(Items listed in a dataset)
|---|

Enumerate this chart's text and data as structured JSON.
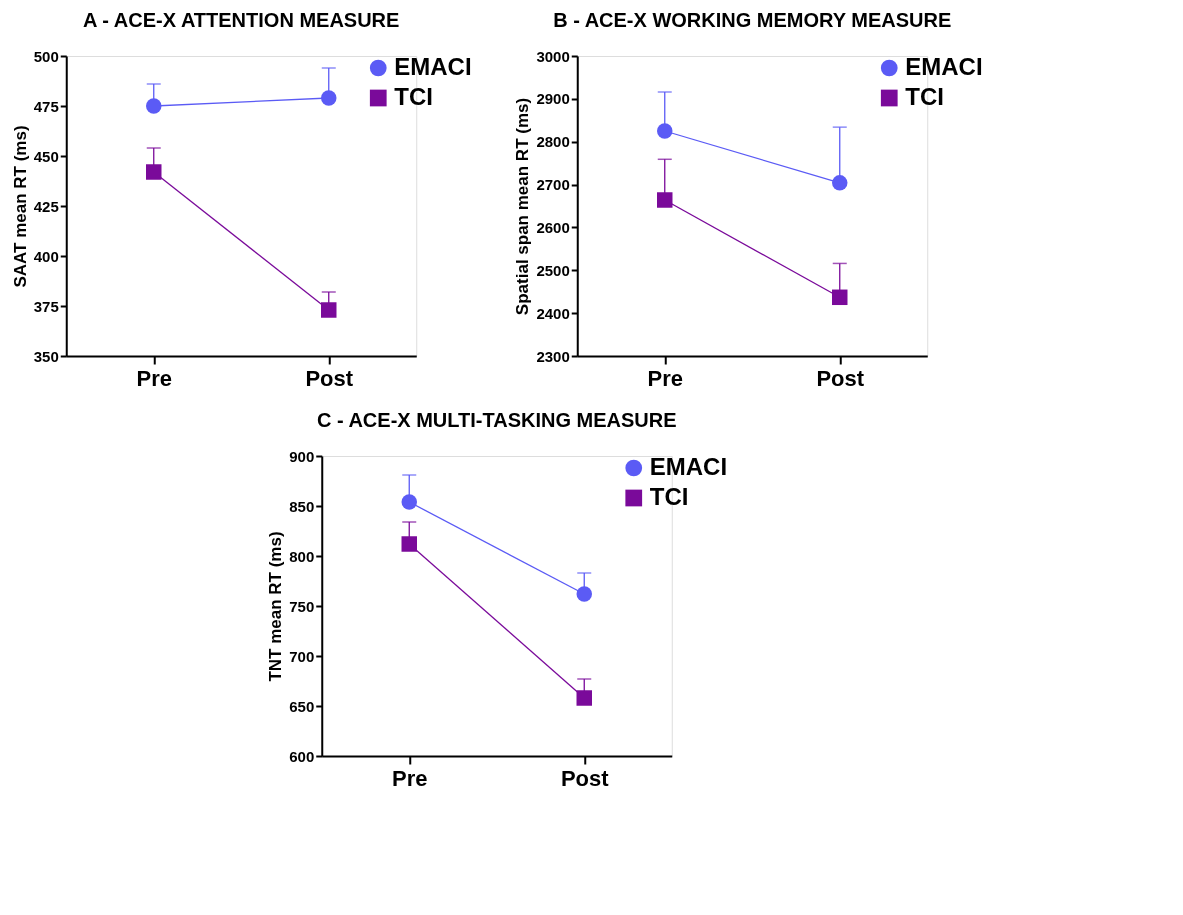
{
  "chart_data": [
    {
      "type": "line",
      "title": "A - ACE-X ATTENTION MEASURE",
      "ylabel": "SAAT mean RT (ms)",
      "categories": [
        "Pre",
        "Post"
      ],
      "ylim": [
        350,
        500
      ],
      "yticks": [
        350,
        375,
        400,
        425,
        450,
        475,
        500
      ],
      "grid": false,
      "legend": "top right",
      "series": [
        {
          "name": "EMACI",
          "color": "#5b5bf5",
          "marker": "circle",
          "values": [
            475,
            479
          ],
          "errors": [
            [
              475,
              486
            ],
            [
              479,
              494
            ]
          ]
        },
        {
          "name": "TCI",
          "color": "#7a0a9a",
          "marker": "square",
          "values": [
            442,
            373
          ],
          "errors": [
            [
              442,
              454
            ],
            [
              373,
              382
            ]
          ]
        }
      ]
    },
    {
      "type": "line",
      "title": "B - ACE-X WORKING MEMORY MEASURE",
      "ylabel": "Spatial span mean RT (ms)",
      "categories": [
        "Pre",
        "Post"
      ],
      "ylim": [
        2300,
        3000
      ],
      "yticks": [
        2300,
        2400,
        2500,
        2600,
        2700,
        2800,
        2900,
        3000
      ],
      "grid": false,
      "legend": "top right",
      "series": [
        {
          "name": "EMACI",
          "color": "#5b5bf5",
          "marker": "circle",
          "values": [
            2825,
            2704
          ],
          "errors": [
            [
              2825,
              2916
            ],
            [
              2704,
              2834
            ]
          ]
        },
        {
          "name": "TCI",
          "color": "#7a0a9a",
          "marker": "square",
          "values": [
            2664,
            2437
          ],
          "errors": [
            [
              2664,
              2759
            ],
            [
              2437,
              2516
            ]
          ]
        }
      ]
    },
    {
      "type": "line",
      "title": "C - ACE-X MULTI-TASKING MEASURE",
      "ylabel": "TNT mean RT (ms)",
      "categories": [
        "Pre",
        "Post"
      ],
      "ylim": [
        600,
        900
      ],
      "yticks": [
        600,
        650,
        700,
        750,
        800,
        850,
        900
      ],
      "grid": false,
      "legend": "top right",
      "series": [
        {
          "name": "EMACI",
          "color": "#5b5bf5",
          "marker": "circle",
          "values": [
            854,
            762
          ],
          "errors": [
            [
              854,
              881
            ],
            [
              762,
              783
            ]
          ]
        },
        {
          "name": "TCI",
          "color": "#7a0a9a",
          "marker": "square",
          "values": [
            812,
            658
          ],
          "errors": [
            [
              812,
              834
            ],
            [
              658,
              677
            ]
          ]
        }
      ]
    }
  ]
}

|---|

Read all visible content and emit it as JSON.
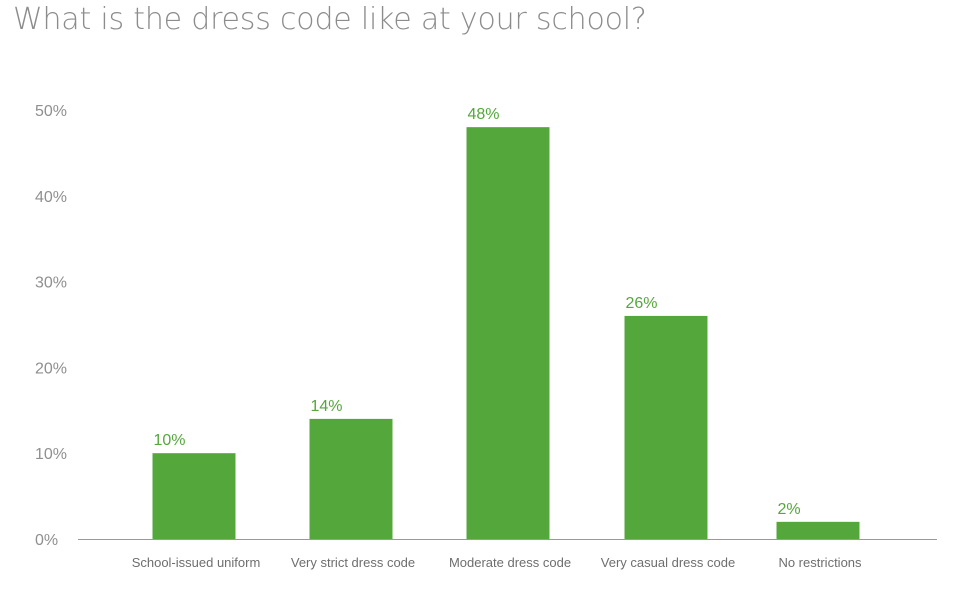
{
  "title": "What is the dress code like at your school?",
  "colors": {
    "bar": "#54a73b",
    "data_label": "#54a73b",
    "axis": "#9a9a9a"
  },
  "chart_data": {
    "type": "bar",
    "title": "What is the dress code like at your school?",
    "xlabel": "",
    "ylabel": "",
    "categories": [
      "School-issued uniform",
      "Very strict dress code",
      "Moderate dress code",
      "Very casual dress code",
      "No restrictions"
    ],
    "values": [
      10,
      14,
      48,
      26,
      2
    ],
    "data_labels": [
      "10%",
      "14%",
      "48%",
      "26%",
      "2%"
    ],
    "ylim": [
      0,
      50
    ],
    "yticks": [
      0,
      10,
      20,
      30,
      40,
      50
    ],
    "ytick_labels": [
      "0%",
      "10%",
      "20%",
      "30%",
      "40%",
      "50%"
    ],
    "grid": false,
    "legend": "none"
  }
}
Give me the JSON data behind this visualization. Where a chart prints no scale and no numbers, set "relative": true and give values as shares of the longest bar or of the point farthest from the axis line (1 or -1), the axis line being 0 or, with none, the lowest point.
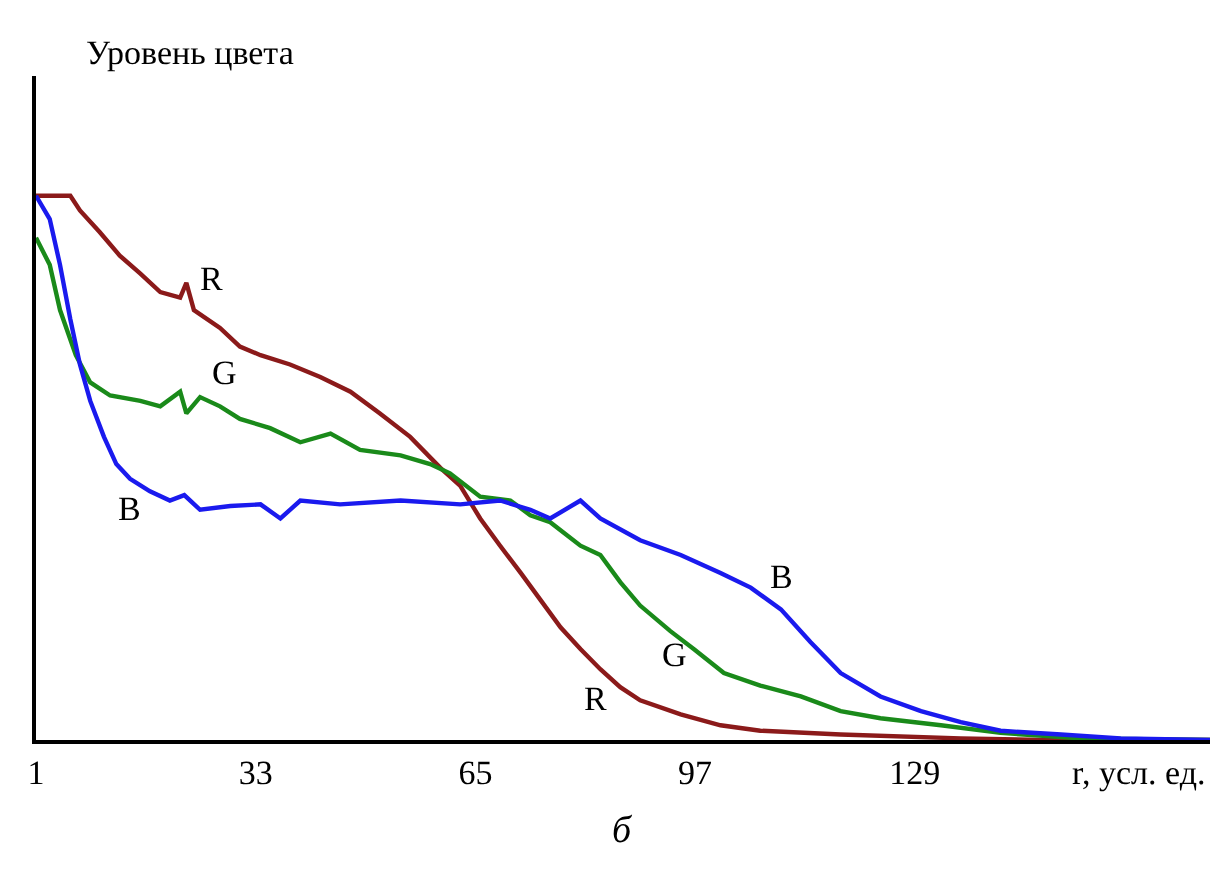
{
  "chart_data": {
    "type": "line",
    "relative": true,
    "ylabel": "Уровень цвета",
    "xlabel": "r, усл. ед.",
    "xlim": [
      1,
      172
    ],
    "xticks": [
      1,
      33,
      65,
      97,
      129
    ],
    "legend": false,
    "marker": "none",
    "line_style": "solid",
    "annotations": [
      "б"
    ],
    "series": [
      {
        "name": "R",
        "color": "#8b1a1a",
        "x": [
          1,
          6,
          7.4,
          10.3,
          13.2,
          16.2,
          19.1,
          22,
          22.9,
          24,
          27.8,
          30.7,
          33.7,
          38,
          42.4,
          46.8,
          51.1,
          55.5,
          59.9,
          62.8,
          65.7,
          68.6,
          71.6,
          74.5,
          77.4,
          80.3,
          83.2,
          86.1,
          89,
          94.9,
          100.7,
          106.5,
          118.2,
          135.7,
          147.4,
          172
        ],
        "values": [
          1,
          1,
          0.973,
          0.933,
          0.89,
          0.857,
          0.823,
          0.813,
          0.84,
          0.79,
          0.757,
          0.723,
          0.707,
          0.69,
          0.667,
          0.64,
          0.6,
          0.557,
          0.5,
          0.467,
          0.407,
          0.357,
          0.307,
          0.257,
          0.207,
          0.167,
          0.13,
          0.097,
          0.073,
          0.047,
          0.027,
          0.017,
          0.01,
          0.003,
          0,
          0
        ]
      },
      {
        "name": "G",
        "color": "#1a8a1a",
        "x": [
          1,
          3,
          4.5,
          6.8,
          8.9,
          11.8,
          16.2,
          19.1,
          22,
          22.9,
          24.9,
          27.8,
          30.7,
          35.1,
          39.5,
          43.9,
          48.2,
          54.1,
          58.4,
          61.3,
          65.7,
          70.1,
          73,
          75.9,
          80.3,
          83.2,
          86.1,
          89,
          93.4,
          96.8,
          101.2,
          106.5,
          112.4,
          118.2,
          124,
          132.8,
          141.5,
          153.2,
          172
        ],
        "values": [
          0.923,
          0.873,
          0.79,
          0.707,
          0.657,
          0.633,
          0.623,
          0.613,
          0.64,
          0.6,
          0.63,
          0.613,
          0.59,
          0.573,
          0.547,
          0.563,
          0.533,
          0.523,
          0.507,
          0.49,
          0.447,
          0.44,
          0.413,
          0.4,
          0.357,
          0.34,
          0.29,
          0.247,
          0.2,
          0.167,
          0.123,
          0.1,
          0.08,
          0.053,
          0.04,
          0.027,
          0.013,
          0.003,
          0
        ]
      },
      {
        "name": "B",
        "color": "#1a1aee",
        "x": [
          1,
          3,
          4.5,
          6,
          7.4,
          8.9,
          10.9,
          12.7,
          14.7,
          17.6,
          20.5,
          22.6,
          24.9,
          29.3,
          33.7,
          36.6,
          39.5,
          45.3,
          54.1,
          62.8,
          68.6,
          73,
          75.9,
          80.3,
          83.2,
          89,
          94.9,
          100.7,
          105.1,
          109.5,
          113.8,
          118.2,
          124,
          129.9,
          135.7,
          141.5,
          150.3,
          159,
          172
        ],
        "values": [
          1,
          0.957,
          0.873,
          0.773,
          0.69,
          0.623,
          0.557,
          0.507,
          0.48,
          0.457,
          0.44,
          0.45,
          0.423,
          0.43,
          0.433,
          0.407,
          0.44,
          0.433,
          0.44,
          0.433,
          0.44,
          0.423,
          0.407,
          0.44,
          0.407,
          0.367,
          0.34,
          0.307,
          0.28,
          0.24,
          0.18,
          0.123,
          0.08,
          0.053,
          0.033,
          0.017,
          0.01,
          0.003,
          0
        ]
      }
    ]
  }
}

|---|

* _What is required_: Looking at the material above, count the lines containing the string "true" and reply with the count alone.

* _The result_: 2